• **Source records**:
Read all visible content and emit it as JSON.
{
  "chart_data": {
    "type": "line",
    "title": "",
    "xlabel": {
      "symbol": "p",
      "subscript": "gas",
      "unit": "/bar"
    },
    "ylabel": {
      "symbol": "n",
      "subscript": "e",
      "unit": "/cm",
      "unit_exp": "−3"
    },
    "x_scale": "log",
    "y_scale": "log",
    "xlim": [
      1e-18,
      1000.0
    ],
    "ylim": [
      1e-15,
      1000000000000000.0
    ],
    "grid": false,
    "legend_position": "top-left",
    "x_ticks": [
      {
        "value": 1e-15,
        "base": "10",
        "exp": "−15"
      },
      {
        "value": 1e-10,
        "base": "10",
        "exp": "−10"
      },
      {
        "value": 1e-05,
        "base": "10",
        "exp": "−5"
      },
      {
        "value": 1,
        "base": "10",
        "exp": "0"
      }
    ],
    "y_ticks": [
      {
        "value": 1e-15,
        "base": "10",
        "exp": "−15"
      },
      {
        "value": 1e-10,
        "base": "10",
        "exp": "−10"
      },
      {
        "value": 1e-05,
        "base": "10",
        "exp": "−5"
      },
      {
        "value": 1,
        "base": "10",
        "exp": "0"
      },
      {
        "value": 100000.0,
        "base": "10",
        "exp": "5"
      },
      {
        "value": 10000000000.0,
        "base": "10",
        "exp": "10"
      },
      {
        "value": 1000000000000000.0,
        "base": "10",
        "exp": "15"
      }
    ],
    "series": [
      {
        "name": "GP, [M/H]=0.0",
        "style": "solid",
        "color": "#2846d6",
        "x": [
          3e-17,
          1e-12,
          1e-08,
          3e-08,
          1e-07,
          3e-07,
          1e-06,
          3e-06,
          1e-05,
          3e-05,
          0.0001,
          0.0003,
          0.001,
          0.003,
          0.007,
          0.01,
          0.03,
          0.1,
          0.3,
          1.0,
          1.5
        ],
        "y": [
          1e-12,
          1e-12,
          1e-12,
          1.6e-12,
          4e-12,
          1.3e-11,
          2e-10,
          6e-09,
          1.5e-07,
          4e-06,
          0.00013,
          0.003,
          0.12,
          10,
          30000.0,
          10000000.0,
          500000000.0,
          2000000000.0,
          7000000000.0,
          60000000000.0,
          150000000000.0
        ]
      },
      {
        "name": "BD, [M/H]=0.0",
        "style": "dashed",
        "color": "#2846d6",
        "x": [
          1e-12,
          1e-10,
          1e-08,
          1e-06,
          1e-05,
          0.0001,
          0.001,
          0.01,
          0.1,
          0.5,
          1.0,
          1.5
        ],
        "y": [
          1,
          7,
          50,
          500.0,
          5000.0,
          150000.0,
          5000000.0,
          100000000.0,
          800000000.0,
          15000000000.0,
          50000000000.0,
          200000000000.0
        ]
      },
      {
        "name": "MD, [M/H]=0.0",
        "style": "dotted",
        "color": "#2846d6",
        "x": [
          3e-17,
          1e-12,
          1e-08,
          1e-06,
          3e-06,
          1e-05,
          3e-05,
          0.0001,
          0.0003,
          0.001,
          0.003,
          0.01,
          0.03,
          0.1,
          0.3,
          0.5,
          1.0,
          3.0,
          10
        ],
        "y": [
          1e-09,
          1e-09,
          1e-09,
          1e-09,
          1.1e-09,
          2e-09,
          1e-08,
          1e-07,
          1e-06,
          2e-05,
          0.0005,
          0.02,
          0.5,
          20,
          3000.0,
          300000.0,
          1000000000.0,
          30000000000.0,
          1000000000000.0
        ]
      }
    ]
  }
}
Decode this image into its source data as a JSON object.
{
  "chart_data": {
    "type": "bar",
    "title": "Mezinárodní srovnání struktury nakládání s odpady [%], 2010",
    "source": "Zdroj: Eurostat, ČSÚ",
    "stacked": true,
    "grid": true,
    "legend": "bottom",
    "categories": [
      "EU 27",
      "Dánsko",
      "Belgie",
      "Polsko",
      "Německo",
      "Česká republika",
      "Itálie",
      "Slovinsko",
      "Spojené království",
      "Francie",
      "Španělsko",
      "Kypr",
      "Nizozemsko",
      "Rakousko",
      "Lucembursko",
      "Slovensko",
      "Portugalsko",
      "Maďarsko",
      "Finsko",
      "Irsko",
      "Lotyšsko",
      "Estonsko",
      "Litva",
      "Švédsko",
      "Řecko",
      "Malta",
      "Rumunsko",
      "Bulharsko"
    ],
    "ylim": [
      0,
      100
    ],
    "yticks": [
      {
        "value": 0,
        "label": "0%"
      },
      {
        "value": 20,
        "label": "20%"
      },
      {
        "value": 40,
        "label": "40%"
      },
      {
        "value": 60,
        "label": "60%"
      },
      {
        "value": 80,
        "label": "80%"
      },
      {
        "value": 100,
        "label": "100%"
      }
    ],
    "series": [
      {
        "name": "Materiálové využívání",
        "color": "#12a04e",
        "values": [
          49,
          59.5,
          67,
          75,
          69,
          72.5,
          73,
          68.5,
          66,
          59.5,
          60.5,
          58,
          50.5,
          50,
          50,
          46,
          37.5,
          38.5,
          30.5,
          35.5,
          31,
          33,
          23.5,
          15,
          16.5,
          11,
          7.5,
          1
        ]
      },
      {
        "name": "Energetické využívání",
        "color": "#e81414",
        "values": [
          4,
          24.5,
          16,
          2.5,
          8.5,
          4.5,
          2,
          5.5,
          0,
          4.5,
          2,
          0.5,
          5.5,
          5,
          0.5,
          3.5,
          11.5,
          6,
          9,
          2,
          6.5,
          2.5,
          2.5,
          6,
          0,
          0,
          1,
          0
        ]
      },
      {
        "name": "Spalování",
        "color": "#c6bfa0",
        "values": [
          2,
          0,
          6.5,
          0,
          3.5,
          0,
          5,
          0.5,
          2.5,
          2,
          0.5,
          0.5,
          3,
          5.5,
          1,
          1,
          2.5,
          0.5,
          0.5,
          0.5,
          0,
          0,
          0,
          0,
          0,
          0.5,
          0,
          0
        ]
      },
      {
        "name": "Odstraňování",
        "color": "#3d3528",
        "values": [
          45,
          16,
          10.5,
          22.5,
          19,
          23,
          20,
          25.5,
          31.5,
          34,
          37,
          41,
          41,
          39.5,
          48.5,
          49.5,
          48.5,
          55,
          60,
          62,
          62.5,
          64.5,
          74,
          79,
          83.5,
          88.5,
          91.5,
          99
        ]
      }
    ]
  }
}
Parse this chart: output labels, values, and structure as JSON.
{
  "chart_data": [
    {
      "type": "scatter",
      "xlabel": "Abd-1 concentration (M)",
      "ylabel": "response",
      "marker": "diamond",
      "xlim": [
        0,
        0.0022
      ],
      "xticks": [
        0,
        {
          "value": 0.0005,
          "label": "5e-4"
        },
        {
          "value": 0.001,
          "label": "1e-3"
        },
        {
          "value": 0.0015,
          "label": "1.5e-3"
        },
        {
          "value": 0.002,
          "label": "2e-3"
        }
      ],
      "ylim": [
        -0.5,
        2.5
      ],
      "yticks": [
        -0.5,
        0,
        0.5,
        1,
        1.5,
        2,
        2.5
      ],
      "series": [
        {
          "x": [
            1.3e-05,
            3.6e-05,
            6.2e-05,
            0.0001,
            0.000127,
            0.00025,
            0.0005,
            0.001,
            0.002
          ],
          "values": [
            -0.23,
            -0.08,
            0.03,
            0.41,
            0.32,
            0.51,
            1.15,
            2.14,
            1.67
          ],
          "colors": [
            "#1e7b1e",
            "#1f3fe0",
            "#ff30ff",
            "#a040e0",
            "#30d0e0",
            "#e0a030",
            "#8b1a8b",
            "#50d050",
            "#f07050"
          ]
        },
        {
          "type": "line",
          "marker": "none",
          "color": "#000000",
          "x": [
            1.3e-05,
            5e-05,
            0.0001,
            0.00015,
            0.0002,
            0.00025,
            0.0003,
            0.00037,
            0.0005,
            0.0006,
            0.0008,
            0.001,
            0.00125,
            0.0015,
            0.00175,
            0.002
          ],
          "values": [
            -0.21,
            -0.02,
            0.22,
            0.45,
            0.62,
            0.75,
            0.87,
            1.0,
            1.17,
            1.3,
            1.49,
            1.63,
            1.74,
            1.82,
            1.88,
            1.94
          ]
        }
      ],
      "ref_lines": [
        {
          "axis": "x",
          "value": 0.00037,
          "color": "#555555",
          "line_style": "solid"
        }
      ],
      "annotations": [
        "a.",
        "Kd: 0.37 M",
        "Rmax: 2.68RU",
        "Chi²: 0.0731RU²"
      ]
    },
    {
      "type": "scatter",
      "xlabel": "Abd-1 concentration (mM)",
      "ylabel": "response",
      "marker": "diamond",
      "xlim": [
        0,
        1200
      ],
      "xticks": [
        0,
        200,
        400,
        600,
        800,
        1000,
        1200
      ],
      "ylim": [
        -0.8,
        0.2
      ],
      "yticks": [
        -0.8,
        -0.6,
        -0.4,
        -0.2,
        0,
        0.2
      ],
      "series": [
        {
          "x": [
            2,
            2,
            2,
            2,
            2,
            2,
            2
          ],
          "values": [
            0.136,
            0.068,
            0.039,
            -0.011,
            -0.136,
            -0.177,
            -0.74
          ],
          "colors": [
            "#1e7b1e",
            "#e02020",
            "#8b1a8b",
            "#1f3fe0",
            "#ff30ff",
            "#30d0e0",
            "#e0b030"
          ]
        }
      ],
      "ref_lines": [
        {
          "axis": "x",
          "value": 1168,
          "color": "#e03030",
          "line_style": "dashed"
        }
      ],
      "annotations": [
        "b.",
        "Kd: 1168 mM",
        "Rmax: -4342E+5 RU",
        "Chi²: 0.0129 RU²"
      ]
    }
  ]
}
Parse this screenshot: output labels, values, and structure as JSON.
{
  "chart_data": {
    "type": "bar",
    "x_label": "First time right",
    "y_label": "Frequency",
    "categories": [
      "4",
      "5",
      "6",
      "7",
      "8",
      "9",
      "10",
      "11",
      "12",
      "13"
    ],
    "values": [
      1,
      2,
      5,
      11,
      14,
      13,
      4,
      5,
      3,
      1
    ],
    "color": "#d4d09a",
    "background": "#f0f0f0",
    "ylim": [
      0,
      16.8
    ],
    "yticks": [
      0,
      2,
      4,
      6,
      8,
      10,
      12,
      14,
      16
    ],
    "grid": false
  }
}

• **SHORT EXERCISE**: Copy in full each line that holds the word "concentration".

• **THE RESULT**:
      "xlabel": "Abd-1 concentration (M)",
      "xlabel": "Abd-1 concentration (mM)",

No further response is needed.